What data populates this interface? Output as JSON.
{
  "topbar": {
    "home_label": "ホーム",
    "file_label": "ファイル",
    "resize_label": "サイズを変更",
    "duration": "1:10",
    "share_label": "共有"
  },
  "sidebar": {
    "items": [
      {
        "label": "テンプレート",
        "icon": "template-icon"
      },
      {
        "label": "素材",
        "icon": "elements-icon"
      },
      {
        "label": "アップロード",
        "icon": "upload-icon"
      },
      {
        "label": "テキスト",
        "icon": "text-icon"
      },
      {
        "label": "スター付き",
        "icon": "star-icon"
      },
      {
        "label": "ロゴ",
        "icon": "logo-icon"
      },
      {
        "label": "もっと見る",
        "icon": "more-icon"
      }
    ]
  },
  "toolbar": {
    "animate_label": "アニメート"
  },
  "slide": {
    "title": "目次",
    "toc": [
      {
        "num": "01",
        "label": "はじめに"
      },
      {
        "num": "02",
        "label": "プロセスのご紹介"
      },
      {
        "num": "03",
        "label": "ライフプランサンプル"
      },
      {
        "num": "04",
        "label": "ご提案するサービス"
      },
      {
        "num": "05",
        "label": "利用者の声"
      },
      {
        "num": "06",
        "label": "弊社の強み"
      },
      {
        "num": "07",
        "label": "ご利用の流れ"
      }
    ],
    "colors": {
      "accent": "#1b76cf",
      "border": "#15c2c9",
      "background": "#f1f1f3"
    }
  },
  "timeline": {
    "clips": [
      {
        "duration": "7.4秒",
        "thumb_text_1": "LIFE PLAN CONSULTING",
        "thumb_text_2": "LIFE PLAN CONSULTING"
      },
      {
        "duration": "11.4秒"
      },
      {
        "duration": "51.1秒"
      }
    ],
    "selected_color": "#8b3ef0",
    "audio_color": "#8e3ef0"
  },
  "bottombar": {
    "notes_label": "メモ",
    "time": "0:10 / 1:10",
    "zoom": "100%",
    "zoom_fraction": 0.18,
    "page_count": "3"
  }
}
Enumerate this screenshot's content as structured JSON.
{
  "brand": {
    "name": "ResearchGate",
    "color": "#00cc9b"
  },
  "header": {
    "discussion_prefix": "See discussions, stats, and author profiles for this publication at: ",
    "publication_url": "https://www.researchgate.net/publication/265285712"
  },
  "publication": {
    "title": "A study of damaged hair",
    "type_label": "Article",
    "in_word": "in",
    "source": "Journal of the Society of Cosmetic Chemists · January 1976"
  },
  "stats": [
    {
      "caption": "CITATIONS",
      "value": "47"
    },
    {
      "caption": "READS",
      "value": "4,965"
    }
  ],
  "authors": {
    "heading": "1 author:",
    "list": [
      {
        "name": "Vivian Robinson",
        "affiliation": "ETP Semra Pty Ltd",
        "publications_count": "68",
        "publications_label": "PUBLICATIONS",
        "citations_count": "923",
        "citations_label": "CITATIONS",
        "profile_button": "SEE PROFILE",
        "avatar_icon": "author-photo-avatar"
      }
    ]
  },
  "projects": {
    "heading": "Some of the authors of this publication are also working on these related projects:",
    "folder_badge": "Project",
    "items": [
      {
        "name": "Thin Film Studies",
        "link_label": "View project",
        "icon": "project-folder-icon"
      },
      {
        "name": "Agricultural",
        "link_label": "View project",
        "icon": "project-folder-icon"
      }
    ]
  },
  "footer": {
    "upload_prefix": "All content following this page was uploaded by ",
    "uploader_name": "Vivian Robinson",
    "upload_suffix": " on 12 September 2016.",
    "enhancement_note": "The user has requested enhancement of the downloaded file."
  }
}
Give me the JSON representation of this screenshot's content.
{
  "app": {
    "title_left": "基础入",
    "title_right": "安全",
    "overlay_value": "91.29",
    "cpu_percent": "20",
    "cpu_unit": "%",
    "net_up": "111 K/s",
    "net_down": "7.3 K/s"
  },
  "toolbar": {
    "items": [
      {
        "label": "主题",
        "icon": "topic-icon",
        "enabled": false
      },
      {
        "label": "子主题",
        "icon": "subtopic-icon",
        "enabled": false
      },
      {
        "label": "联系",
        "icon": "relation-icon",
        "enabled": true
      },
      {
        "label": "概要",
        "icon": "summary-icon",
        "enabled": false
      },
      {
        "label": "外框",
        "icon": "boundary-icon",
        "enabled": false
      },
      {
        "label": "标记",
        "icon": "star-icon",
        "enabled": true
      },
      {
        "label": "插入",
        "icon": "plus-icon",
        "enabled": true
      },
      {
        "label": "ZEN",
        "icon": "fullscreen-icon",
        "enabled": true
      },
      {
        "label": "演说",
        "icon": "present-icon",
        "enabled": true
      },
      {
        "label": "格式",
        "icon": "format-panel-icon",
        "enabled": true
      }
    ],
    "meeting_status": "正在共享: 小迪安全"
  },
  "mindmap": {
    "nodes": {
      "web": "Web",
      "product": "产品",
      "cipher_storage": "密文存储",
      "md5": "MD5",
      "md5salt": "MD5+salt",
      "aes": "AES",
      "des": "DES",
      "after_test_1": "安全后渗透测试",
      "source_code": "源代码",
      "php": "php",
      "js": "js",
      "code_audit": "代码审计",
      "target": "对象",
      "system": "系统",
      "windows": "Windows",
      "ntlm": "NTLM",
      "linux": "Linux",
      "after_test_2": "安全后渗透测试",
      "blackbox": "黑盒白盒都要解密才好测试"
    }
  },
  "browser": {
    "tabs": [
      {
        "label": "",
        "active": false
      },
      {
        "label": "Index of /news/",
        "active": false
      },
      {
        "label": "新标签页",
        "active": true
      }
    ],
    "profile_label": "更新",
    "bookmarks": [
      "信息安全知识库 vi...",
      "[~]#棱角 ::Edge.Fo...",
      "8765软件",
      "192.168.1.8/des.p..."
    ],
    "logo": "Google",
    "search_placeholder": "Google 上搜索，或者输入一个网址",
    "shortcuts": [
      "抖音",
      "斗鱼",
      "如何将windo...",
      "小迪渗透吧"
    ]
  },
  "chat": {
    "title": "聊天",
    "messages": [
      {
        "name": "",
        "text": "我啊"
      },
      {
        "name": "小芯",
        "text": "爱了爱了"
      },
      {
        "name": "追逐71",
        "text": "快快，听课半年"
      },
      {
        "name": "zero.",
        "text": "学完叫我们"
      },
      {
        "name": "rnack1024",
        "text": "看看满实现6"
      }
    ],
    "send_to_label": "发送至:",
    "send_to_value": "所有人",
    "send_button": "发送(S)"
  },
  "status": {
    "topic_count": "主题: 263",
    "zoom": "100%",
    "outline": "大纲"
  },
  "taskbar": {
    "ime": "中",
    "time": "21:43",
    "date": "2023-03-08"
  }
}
========
## Exercise requirements
Copy every record exactly, with nothing added or dropped.

## Written solution
What data populates this interface? Output as JSON.
{
  "topbar": {
    "home_label": "ホーム",
    "file_label": "ファイル",
    "resize_label": "サイズを変更",
    "duration": "1:10",
    "share_label": "共有"
  },
  "sidebar": {
    "items": [
      {
        "label": "テンプレート",
        "icon": "template-icon"
      },
      {
        "label": "素材",
        "icon": "elements-icon"
      },
      {
        "label": "アップロード",
        "icon": "upload-icon"
      },
      {
        "label": "テキスト",
        "icon": "text-icon"
      },
      {
        "label": "スター付き",
        "icon": "star-icon"
      },
      {
        "label": "ロゴ",
        "icon": "logo-icon"
      },
      {
        "label": "もっと見る",
        "icon": "more-icon"
      }
    ]
  },
  "toolbar": {
    "animate_label": "アニメート"
  },
  "slide": {
    "title": "目次",
    "toc": [
      {
        "num": "01",
        "label": "はじめに"
      },
      {
        "num": "02",
        "label": "プロセスのご紹介"
      },
      {
        "num": "03",
        "label": "ライフプランサンプル"
      },
      {
        "num": "04",
        "label": "ご提案するサービス"
      },
      {
        "num": "05",
        "label": "利用者の声"
      },
      {
        "num": "06",
        "label": "弊社の強み"
      },
      {
        "num": "07",
        "label": "ご利用の流れ"
      }
    ],
    "colors": {
      "accent": "#1b76cf",
      "border": "#15c2c9",
      "background": "#f1f1f3"
    }
  },
  "timeline": {
    "clips": [
      {
        "duration": "7.4秒",
        "thumb_text_1": "LIFE PLAN CONSULTING",
        "thumb_text_2": "LIFE PLAN CONSULTING"
      },
      {
        "duration": "11.4秒"
      },
      {
        "duration": "51.1秒"
      }
    ],
    "selected_color": "#8b3ef0",
    "audio_color": "#8e3ef0"
  },
  "bottombar": {
    "notes_label": "メモ",
    "time": "0:10 / 1:10",
    "zoom": "100%",
    "zoom_fraction": 0.18,
    "page_count": "3"
  }
}
Enumerate this screenshot's content as structured JSON.
{
  "brand": {
    "name": "ResearchGate",
    "color": "#00cc9b"
  },
  "header": {
    "discussion_prefix": "See discussions, stats, and author profiles for this publication at: ",
    "publication_url": "https://www.researchgate.net/publication/265285712"
  },
  "publication": {
    "title": "A study of damaged hair",
    "type_label": "Article",
    "in_word": "in",
    "source": "Journal of the Society of Cosmetic Chemists · January 1976"
  },
  "stats": [
    {
      "caption": "CITATIONS",
      "value": "47"
    },
    {
      "caption": "READS",
      "value": "4,965"
    }
  ],
  "authors": {
    "heading": "1 author:",
    "list": [
      {
        "name": "Vivian Robinson",
        "affiliation": "ETP Semra Pty Ltd",
        "publications_count": "68",
        "publications_label": "PUBLICATIONS",
        "citations_count": "923",
        "citations_label": "CITATIONS",
        "profile_button": "SEE PROFILE",
        "avatar_icon": "author-photo-avatar"
      }
    ]
  },
  "projects": {
    "heading": "Some of the authors of this publication are also working on these related projects:",
    "folder_badge": "Project",
    "items": [
      {
        "name": "Thin Film Studies",
        "link_label": "View project",
        "icon": "project-folder-icon"
      },
      {
        "name": "Agricultural",
        "link_label": "View project",
        "icon": "project-folder-icon"
      }
    ]
  },
  "footer": {
    "upload_prefix": "All content following this page was uploaded by ",
    "uploader_name": "Vivian Robinson",
    "upload_suffix": " on 12 September 2016.",
    "enhancement_note": "The user has requested enhancement of the downloaded file."
  }
}
Give me the JSON representation of this screenshot's content.
{
  "app": {
    "title_left": "基础入",
    "title_right": "安全",
    "overlay_value": "91.29",
    "cpu_percent": "20",
    "cpu_unit": "%",
    "net_up": "111 K/s",
    "net_down": "7.3 K/s"
  },
  "toolbar": {
    "items": [
      {
        "label": "主题",
        "icon": "topic-icon",
        "enabled": false
      },
      {
        "label": "子主题",
        "icon": "subtopic-icon",
        "enabled": false
      },
      {
        "label": "联系",
        "icon": "relation-icon",
        "enabled": true
      },
      {
        "label": "概要",
        "icon": "summary-icon",
        "enabled": false
      },
      {
        "label": "外框",
        "icon": "boundary-icon",
        "enabled": false
      },
      {
        "label": "标记",
        "icon": "star-icon",
        "enabled": true
      },
      {
        "label": "插入",
        "icon": "plus-icon",
        "enabled": true
      },
      {
        "label": "ZEN",
        "icon": "fullscreen-icon",
        "enabled": true
      },
      {
        "label": "演说",
        "icon": "present-icon",
        "enabled": true
      },
      {
        "label": "格式",
        "icon": "format-panel-icon",
        "enabled": true
      }
    ],
    "meeting_status": "正在共享: 小迪安全"
  },
  "mindmap": {
    "nodes": {
      "web": "Web",
      "product": "产品",
      "cipher_storage": "密文存储",
      "md5": "MD5",
      "md5salt": "MD5+salt",
      "aes": "AES",
      "des": "DES",
      "after_test_1": "安全后渗透测试",
      "source_code": "源代码",
      "php": "php",
      "js": "js",
      "code_audit": "代码审计",
      "target": "对象",
      "system": "系统",
      "windows": "Windows",
      "ntlm": "NTLM",
      "linux": "Linux",
      "after_test_2": "安全后渗透测试",
      "blackbox": "黑盒白盒都要解密才好测试"
    }
  },
  "browser": {
    "tabs": [
      {
        "label": "",
        "active": false
      },
      {
        "label": "Index of /news/",
        "active": false
      },
      {
        "label": "新标签页",
        "active": true
      }
    ],
    "profile_label": "更新",
    "bookmarks": [
      "信息安全知识库 vi...",
      "[~]#棱角 ::Edge.Fo...",
      "8765软件",
      "192.168.1.8/des.p..."
    ],
    "logo": "Google",
    "search_placeholder": "Google 上搜索，或者输入一个网址",
    "shortcuts": [
      "抖音",
      "斗鱼",
      "如何将windo...",
      "小迪渗透吧"
    ]
  },
  "chat": {
    "title": "聊天",
    "messages": [
      {
        "name": "",
        "text": "我啊"
      },
      {
        "name": "小芯",
        "text": "爱了爱了"
      },
      {
        "name": "追逐71",
        "text": "快快，听课半年"
      },
      {
        "name": "zero.",
        "text": "学完叫我们"
      },
      {
        "name": "rnack1024",
        "text": "看看满实现6"
      }
    ],
    "send_to_label": "发送至:",
    "send_to_value": "所有人",
    "send_button": "发送(S)"
  },
  "status": {
    "topic_count": "主题: 263",
    "zoom": "100%",
    "outline": "大纲"
  },
  "taskbar": {
    "ime": "中",
    "time": "21:43",
    "date": "2023-03-08"
  }
}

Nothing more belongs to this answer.